START Entries provided
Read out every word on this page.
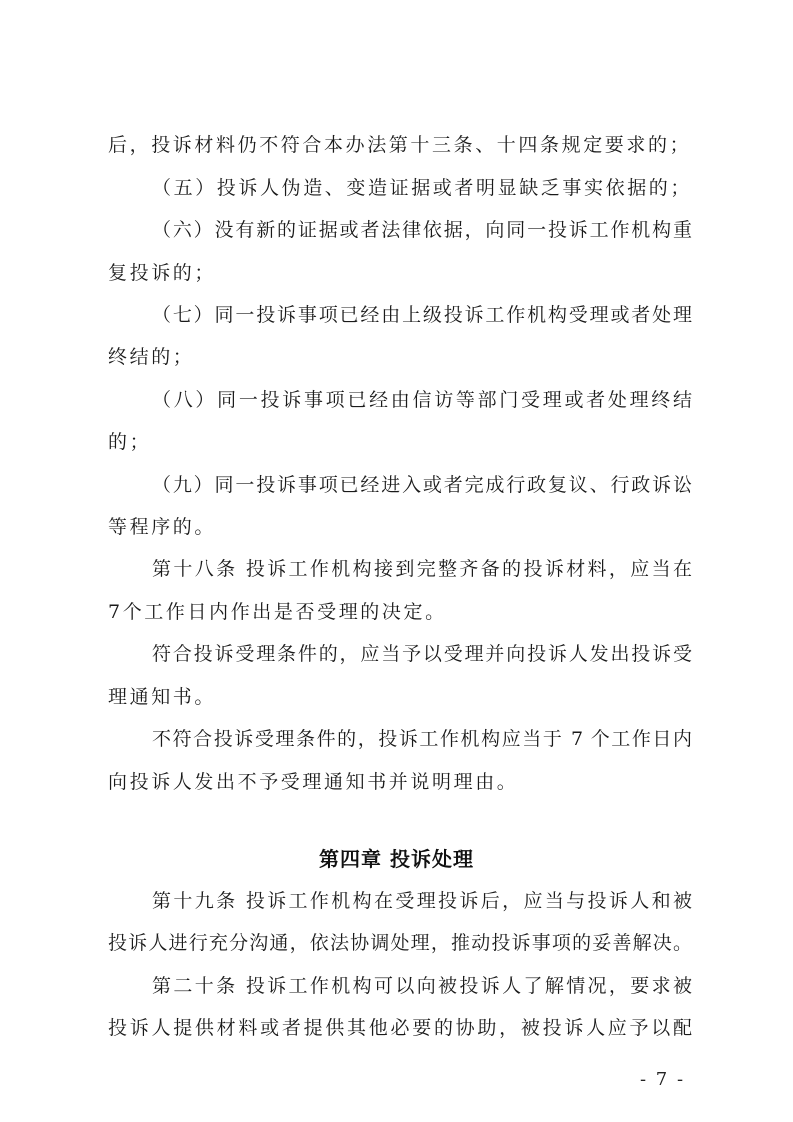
后，投诉材料仍不符合本办法第十三条、十四条规定要求的；
（五）投诉人伪造、变造证据或者明显缺乏事实依据的；
（六）没有新的证据或者法律依据，向同一投诉工作机构重
复投诉的；
（七）同一投诉事项已经由上级投诉工作机构受理或者处理
终结的；
（八）同一投诉事项已经由信访等部门受理或者处理终结
的；
（九）同一投诉事项已经进入或者完成行政复议、行政诉讼
等程序的。
第十八条 投诉工作机构接到完整齐备的投诉材料，应当在
7个工作日内作出是否受理的决定。
符合投诉受理条件的，应当予以受理并向投诉人发出投诉受
理通知书。
不符合投诉受理条件的，投诉工作机构应当于 7 个工作日内
向投诉人发出不予受理通知书并说明理由。
第四章 投诉处理
第十九条 投诉工作机构在受理投诉后，应当与投诉人和被
投诉人进行充分沟通，依法协调处理，推动投诉事项的妥善解决。
第二十条 投诉工作机构可以向被投诉人了解情况，要求被
投诉人提供材料或者提供其他必要的协助，被投诉人应予以配
- 7 -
END Entries provided
Given instruction: Your task is to copy the entries in full and exactly, without any images.

Output of the exercise:
Read out every word on this page.
后，投诉材料仍不符合本办法第十三条、十四条规定要求的；
（五）投诉人伪造、变造证据或者明显缺乏事实依据的；
（六）没有新的证据或者法律依据，向同一投诉工作机构重
复投诉的；
（七）同一投诉事项已经由上级投诉工作机构受理或者处理
终结的；
（八）同一投诉事项已经由信访等部门受理或者处理终结
的；
（九）同一投诉事项已经进入或者完成行政复议、行政诉讼
等程序的。
第十八条 投诉工作机构接到完整齐备的投诉材料，应当在
7个工作日内作出是否受理的决定。
符合投诉受理条件的，应当予以受理并向投诉人发出投诉受
理通知书。
不符合投诉受理条件的，投诉工作机构应当于 7 个工作日内
向投诉人发出不予受理通知书并说明理由。
第四章 投诉处理
第十九条 投诉工作机构在受理投诉后，应当与投诉人和被
投诉人进行充分沟通，依法协调处理，推动投诉事项的妥善解决。
第二十条 投诉工作机构可以向被投诉人了解情况，要求被
投诉人提供材料或者提供其他必要的协助，被投诉人应予以配
- 7 -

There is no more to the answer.